It was inspiring but I'm still feeling a little lost. Painting, writing, music, and even programming, all competing. I enquired about showing work in the Crewe community art space and was told that they'd have to check out my portfolio - which felt like a rejection by a place which shows scribbles by school children. Perhaps, I could assume, my work is considered too adult, rather than them not having a clue about any aspect of my art. Well, we met Estella Scholes yesterday and with kind words said that I should be aiming higher than Crewe; true. If my work is to be seen, I must be the one to show it. Of course, the vast majority of my exhibitions have been like that.

Some kind soul on the video show asked if one artform inspired another and I was reminded that this has often occurred. Music Of Poetic Objects was an album of music for paintings, and I often wrote poems about each painting. Perhaps then, I don't need to be torn. Perhaps I can criss-cross and make paintings about songs, and songs about paintings and it can all be one gesamtkunstwerk. My life is a Gesamtkunstwerk - we really need a snappier word for this!
------------------------
Work to complete ::
1/ Which pursuits does the journal entry about art say are all competing?
2/ In the journal entry about art, what was Music Of Poetic Objects?
3/ Extend the journal entry about art, picking up after its final sentence.
The data that come after the journal entry about art play no part here.
------------------------
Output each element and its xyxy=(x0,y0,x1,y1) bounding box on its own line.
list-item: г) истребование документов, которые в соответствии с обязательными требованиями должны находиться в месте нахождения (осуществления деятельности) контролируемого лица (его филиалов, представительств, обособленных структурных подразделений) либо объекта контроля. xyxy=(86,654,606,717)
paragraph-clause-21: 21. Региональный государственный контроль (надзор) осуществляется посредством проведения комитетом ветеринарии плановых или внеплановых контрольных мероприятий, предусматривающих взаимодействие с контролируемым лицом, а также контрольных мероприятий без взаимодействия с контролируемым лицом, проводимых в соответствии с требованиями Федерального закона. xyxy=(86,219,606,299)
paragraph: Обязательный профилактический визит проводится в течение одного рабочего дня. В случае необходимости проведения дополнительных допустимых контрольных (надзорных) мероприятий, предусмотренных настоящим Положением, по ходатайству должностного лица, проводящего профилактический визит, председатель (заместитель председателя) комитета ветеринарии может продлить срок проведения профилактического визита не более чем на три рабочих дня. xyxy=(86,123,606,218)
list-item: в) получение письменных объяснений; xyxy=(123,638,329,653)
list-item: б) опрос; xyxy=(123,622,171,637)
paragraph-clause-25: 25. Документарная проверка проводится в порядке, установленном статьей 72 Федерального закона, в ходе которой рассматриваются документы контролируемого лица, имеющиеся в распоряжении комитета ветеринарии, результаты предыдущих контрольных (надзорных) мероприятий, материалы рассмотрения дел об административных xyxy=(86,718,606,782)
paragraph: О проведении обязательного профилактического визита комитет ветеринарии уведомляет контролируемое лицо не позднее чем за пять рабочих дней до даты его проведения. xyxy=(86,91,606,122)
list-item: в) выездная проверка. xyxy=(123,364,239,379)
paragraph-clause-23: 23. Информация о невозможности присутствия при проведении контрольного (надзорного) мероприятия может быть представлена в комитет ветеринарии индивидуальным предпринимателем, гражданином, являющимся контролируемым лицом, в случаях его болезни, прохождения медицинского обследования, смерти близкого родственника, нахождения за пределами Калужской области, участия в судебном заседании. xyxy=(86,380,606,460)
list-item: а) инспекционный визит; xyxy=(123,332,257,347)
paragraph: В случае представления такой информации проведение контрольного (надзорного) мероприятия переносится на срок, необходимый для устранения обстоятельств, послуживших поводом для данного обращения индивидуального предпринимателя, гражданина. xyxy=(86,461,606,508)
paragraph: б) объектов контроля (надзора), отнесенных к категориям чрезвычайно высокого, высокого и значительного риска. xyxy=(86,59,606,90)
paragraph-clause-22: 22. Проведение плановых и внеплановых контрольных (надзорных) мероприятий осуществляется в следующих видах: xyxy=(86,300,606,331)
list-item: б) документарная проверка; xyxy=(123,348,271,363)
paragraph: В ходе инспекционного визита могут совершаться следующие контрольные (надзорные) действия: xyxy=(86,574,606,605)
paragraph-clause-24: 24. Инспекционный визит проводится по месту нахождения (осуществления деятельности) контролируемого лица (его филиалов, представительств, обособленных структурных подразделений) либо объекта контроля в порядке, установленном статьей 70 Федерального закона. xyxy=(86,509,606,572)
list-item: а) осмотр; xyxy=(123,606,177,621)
------------------------
Responses in order ::
1/ Painting, writing, music, and programming.

2/ An album of music for paintings.

3/
My emotions have been wrangled by getting a new mobile phone, a gift from my mother, as she bought one too, but hers was a different and worse model, which filled me with guilt. My old (merely from January) phone was/is terrible, and so full of bugs it was barely useable. This one is still full of bugs and flaws, but better than the other one (I still managed to find a crash bug in the first 2 minutes). Mum's is more awkward to use, and the lettering is tiny; but both phones were rather expensive. I would, could, should have warned her to be careful with things like phones; they're so technical and such a gamble to try or buy! Much research is needed. Sigh. Well, it is done.

Today, after a slow start I've been working on music, a song called 'More', which I started a few weeks ago. It needed guitar parts and recording these, and experimenting with them has taken all day. I've made rather screechy sound, like the guitar in the Beatles' 'Tax Man' with a setting of ATA on the guitar (away, towards, away, all three pickup active). It's very buzzy/hummy, but this can be all be part of it. I've hardly edited it, all of the noises and hums can remain.

Hours, over an hour, was spent with a mute-strum of one string, with lots of experimental settings, lots of plectrum choices. In the end, I only used it for the verse and ditched a lot of complex parts that were in the chorus.

Saturday, April 05, 2025

Painting Book

More steady work on the painting book for the past two days. Reading and researching a lot, but I must remember that the most important parts of the book are the parts that can't be found elsewhere, those unique insights gained by my experience.

Tuesday, April 01, 2025

Writing: Underpainting, Shading, Glazing

More days of writing, underpainting, shading, glazing. 31,402 words so far. ArtsLab number 5 is also now online thanks to Ray Hayes. Tomorrow we'll be going to Good Vibrations.

Saturday, March 29, 2025

Writing

More writing, on impasto, metal substrates. Lots of time was taken up with research. Writing, deleting, writing. 25,012 words.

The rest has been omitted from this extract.